- _Problem to work on_
Identify each line in the records below that contains the word "näytetään", and copy it.

- _Information shown_
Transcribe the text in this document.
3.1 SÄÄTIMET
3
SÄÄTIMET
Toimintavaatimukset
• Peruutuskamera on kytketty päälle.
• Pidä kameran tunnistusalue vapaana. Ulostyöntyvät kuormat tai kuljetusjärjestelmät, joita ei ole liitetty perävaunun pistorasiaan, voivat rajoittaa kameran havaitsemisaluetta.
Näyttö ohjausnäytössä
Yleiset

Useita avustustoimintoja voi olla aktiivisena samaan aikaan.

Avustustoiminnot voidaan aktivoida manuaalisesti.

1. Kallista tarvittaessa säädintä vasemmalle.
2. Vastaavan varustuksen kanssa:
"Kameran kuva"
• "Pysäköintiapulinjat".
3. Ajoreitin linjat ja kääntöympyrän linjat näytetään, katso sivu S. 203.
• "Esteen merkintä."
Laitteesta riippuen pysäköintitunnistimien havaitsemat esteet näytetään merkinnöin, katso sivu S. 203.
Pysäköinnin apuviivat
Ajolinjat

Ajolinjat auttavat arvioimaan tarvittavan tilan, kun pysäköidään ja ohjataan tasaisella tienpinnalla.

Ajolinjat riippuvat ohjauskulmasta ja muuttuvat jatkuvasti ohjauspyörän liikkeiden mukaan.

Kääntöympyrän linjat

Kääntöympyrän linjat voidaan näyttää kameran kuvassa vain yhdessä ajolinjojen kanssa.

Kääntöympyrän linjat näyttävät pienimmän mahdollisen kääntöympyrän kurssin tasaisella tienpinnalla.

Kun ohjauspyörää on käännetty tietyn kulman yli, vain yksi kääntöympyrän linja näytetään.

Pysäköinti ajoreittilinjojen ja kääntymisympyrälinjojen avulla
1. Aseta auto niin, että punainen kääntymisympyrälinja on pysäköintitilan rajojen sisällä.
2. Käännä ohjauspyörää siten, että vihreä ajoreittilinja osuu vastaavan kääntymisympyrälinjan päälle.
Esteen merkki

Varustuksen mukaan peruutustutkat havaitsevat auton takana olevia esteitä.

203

- _Problem solution_
3. Ajoreitin linjat ja kääntöympyrän linjat näytetään, katso sivu S. 203.
Laitteesta riippuen pysäköintitunnistimien havaitsemat esteet näytetään merkinnöin, katso sivu S. 203.
Kun ohjauspyörää on käännetty tietyn kulman yli, vain yksi kääntöympyrän linja näytetään.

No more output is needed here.